§ Instructions to follow:
All of the records should be given back exactly and in full.

=====

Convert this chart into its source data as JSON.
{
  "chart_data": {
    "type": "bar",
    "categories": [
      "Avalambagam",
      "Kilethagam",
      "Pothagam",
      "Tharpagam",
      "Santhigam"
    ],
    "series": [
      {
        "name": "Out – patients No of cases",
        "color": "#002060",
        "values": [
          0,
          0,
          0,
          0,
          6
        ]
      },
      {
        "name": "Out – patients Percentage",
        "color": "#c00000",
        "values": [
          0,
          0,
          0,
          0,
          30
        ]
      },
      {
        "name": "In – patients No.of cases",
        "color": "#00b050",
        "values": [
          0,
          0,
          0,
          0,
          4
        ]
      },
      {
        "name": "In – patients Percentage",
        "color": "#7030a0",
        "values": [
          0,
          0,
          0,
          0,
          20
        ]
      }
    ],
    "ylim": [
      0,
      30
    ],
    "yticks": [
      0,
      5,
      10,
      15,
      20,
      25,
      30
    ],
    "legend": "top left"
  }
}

=====

§ Solution below:
Convert this chart into its source data as JSON.
{
  "chart_data": {
    "type": "bar",
    "categories": [
      "Avalambagam",
      "Kilethagam",
      "Pothagam",
      "Tharpagam",
      "Santhigam"
    ],
    "series": [
      {
        "name": "Out – patients No of cases",
        "color": "#002060",
        "values": [
          0,
          0,
          0,
          0,
          6
        ]
      },
      {
        "name": "Out – patients Percentage",
        "color": "#c00000",
        "values": [
          0,
          0,
          0,
          0,
          30
        ]
      },
      {
        "name": "In – patients No.of cases",
        "color": "#00b050",
        "values": [
          0,
          0,
          0,
          0,
          4
        ]
      },
      {
        "name": "In – patients Percentage",
        "color": "#7030a0",
        "values": [
          0,
          0,
          0,
          0,
          20
        ]
      }
    ],
    "ylim": [
      0,
      30
    ],
    "yticks": [
      0,
      5,
      10,
      15,
      20,
      25,
      30
    ],
    "legend": "top left"
  }
}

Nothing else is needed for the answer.